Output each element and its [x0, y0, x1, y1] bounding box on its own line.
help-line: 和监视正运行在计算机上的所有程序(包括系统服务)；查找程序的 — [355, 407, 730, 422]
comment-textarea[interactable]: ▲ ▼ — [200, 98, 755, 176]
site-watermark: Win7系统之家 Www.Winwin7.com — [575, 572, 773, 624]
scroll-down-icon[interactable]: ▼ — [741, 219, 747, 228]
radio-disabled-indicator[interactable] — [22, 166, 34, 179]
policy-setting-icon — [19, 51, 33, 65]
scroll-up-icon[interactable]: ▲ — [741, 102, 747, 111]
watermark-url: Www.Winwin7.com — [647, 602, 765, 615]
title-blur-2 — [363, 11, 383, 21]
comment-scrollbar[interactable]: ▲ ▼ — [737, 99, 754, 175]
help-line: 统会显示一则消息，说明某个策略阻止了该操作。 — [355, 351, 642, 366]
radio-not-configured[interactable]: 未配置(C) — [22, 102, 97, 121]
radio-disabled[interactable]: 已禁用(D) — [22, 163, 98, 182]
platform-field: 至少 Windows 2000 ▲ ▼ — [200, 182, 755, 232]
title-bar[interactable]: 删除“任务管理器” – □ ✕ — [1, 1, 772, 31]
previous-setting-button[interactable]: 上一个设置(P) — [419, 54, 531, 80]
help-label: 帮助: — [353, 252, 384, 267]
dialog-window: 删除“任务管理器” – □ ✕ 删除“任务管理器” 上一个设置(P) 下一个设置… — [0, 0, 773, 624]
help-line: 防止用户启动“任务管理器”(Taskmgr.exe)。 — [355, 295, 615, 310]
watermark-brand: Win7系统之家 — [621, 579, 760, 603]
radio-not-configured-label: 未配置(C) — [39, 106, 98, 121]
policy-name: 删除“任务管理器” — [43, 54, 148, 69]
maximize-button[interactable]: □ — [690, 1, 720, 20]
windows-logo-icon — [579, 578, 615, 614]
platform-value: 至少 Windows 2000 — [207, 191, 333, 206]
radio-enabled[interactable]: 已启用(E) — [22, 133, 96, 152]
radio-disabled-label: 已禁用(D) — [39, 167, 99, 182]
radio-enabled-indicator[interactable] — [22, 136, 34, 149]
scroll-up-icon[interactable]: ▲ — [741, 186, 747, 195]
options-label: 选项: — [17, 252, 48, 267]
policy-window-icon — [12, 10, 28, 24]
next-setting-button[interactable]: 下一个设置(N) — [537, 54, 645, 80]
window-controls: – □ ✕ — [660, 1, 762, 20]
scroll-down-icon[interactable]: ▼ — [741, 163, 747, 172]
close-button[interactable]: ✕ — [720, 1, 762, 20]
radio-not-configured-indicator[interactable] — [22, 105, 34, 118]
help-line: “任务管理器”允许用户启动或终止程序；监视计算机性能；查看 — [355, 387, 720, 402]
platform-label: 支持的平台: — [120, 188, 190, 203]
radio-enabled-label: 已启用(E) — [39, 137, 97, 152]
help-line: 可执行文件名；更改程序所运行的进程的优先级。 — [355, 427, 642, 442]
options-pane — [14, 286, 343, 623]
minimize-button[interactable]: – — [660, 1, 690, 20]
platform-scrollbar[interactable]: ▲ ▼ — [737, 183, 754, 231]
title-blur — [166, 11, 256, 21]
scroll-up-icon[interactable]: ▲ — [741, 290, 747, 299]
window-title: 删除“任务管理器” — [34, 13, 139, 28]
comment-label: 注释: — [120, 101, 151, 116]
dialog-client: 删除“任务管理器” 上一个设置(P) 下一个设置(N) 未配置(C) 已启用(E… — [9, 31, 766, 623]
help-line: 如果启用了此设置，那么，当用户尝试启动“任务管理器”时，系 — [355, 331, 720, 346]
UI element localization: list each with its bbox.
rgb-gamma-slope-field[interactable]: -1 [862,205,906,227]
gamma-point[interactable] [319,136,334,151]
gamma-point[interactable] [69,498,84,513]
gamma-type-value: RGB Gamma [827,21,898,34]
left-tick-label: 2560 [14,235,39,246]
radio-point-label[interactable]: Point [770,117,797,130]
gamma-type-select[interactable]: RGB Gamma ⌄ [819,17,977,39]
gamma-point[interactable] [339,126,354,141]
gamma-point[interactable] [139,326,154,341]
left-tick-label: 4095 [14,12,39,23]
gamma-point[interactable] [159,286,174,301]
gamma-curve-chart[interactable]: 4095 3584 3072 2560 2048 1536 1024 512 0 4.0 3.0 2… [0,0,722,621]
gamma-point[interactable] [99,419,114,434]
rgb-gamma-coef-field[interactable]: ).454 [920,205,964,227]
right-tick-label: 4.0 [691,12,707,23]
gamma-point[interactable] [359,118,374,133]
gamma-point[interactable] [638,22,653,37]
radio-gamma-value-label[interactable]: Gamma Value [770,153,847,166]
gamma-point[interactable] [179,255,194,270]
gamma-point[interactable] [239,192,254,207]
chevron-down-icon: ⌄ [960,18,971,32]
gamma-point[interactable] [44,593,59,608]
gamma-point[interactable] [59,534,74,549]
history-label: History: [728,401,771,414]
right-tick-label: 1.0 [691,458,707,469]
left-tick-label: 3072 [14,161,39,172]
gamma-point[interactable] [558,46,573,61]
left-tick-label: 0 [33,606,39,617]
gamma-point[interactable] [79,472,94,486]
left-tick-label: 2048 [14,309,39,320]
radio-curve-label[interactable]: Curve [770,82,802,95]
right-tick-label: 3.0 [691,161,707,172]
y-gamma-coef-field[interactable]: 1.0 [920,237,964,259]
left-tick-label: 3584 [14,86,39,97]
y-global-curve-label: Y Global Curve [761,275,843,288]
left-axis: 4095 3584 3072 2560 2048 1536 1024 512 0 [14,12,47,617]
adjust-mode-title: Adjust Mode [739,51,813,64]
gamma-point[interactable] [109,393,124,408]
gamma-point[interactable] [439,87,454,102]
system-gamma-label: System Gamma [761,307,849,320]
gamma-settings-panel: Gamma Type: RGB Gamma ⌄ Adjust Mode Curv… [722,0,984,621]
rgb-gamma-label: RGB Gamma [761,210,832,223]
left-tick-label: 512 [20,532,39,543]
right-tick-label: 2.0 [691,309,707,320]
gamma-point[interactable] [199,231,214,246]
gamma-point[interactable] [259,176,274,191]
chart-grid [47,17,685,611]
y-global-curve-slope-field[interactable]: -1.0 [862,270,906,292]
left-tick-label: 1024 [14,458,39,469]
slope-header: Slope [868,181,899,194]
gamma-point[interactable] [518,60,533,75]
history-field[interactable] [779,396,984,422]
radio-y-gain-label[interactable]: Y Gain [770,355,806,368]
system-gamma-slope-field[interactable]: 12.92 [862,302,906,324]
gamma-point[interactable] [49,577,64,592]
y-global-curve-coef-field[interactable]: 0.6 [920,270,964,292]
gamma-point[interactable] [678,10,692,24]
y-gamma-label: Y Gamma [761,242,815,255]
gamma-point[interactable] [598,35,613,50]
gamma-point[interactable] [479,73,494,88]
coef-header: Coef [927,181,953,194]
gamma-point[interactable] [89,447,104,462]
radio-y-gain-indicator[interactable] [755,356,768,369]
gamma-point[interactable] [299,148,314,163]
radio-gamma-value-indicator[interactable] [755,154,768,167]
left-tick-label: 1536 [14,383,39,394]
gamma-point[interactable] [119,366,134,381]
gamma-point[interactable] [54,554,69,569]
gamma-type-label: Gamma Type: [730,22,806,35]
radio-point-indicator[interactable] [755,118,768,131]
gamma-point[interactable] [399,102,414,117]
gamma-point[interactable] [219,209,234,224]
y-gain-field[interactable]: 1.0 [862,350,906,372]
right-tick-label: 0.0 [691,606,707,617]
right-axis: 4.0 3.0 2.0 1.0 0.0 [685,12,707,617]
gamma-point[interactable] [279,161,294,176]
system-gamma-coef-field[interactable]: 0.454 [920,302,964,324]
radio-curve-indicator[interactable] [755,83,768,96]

○ ○ ○ ○ ○ ○ ○

Please render the lines from the start of the records through the one containing "previous-setting-button[interactable]: 上一个设置(P) —" as a Markdown table with the columns "Row" and "Line", numbering each row and leaving out any blank lines.

[EXPECTED OUTPUT]:
| Row | Line |
|---|---|
| 1 | Output each element and its [x0, y0, x1, y1] bounding box on its own line. |
| 2 | help-line: 和监视正运行在计算机上的所有程序(包括系统服务)；查找程序的 — [355, 407, 730, 422] |
| 3 | comment-textarea[interactable]: ▲ ▼ — [200, 98, 755, 176] |
| 4 | site-watermark: Win7系统之家 Www.Winwin7.com — [575, 572, 773, 624] |
| 5 | scroll-down-icon[interactable]: ▼ — [741, 219, 747, 228] |
| 6 | radio-disabled-indicator[interactable] — [22, 166, 34, 179] |
| 7 | policy-setting-icon — [19, 51, 33, 65] |
| 8 | scroll-up-icon[interactable]: ▲ — [741, 102, 747, 111] |
| 9 | watermark-url: Www.Winwin7.com — [647, 602, 765, 615] |
| 10 | title-blur-2 — [363, 11, 383, 21] |
| 11 | comment-scrollbar[interactable]: ▲ ▼ — [737, 99, 754, 175] |
| 12 | help-line: 统会显示一则消息，说明某个策略阻止了该操作。 — [355, 351, 642, 366] |
| 13 | radio-not-configured[interactable]: 未配置(C) — [22, 102, 97, 121] |
| 14 | radio-disabled[interactable]: 已禁用(D) — [22, 163, 98, 182] |
| 15 | platform-field: 至少 Windows 2000 ▲ ▼ — [200, 182, 755, 232] |
| 16 | title-bar[interactable]: 删除“任务管理器” – □ ✕ — [1, 1, 772, 31] |
| 17 | previous-setting-button[interactable]: 上一个设置(P) — [419, 54, 531, 80] |